Exercise description — Copy the full set of lines exactly as given.

Record extracts —
******
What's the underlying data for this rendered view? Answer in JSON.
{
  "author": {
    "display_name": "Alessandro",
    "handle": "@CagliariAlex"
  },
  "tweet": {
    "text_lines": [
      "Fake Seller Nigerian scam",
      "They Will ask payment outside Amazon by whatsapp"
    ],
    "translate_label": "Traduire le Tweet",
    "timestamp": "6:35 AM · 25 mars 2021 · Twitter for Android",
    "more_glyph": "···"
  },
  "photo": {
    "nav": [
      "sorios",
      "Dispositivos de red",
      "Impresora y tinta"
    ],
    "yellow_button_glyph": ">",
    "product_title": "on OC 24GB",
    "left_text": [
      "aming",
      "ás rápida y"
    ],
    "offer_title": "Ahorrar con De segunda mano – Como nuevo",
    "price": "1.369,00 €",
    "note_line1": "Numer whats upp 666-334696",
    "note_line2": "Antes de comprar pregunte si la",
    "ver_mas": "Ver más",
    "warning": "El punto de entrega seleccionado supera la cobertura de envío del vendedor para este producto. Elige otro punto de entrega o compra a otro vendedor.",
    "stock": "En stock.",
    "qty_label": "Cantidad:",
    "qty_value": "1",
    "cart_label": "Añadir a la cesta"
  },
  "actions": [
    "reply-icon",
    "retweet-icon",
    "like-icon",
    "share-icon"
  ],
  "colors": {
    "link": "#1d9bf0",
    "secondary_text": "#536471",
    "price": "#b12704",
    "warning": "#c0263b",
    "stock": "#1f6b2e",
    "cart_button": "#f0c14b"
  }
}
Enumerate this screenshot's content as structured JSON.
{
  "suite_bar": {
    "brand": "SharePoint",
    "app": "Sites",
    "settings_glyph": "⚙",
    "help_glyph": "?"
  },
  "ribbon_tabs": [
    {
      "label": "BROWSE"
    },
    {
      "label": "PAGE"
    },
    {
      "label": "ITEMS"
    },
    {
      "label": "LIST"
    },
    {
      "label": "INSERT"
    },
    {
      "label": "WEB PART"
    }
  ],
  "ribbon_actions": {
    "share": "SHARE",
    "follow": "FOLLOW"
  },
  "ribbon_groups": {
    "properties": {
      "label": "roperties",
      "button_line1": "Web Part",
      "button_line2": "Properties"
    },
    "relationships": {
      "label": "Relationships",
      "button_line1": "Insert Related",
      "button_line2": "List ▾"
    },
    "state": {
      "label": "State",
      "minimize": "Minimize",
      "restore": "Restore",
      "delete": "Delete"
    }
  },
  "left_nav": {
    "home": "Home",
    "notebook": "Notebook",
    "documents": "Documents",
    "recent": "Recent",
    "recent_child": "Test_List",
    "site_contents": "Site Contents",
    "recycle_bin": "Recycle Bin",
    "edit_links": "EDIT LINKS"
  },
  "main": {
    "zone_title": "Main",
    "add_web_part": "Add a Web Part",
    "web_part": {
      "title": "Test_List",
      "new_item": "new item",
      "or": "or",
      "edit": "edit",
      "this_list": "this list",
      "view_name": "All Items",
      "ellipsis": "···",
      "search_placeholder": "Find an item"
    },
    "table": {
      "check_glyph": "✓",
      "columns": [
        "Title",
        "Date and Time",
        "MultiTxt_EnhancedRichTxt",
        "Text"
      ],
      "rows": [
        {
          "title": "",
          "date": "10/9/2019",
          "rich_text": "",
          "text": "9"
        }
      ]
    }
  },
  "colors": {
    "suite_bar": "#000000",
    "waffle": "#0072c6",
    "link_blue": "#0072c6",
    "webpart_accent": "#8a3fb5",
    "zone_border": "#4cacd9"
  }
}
******
Finished answer —
What's the underlying data for this rendered view? Answer in JSON.
{
  "author": {
    "display_name": "Alessandro",
    "handle": "@CagliariAlex"
  },
  "tweet": {
    "text_lines": [
      "Fake Seller Nigerian scam",
      "They Will ask payment outside Amazon by whatsapp"
    ],
    "translate_label": "Traduire le Tweet",
    "timestamp": "6:35 AM · 25 mars 2021 · Twitter for Android",
    "more_glyph": "···"
  },
  "photo": {
    "nav": [
      "sorios",
      "Dispositivos de red",
      "Impresora y tinta"
    ],
    "yellow_button_glyph": ">",
    "product_title": "on OC 24GB",
    "left_text": [
      "aming",
      "ás rápida y"
    ],
    "offer_title": "Ahorrar con De segunda mano – Como nuevo",
    "price": "1.369,00 €",
    "note_line1": "Numer whats upp 666-334696",
    "note_line2": "Antes de comprar pregunte si la",
    "ver_mas": "Ver más",
    "warning": "El punto de entrega seleccionado supera la cobertura de envío del vendedor para este producto. Elige otro punto de entrega o compra a otro vendedor.",
    "stock": "En stock.",
    "qty_label": "Cantidad:",
    "qty_value": "1",
    "cart_label": "Añadir a la cesta"
  },
  "actions": [
    "reply-icon",
    "retweet-icon",
    "like-icon",
    "share-icon"
  ],
  "colors": {
    "link": "#1d9bf0",
    "secondary_text": "#536471",
    "price": "#b12704",
    "warning": "#c0263b",
    "stock": "#1f6b2e",
    "cart_button": "#f0c14b"
  }
}
Enumerate this screenshot's content as structured JSON.
{
  "suite_bar": {
    "brand": "SharePoint",
    "app": "Sites",
    "settings_glyph": "⚙",
    "help_glyph": "?"
  },
  "ribbon_tabs": [
    {
      "label": "BROWSE"
    },
    {
      "label": "PAGE"
    },
    {
      "label": "ITEMS"
    },
    {
      "label": "LIST"
    },
    {
      "label": "INSERT"
    },
    {
      "label": "WEB PART"
    }
  ],
  "ribbon_actions": {
    "share": "SHARE",
    "follow": "FOLLOW"
  },
  "ribbon_groups": {
    "properties": {
      "label": "roperties",
      "button_line1": "Web Part",
      "button_line2": "Properties"
    },
    "relationships": {
      "label": "Relationships",
      "button_line1": "Insert Related",
      "button_line2": "List ▾"
    },
    "state": {
      "label": "State",
      "minimize": "Minimize",
      "restore": "Restore",
      "delete": "Delete"
    }
  },
  "left_nav": {
    "home": "Home",
    "notebook": "Notebook",
    "documents": "Documents",
    "recent": "Recent",
    "recent_child": "Test_List",
    "site_contents": "Site Contents",
    "recycle_bin": "Recycle Bin",
    "edit_links": "EDIT LINKS"
  },
  "main": {
    "zone_title": "Main",
    "add_web_part": "Add a Web Part",
    "web_part": {
      "title": "Test_List",
      "new_item": "new item",
      "or": "or",
      "edit": "edit",
      "this_list": "this list",
      "view_name": "All Items",
      "ellipsis": "···",
      "search_placeholder": "Find an item"
    },
    "table": {
      "check_glyph": "✓",
      "columns": [
        "Title",
        "Date and Time",
        "MultiTxt_EnhancedRichTxt",
        "Text"
      ],
      "rows": [
        {
          "title": "",
          "date": "10/9/2019",
          "rich_text": "",
          "text": "9"
        }
      ]
    }
  },
  "colors": {
    "suite_bar": "#000000",
    "waffle": "#0072c6",
    "link_blue": "#0072c6",
    "webpart_accent": "#8a3fb5",
    "zone_border": "#4cacd9"
  }
}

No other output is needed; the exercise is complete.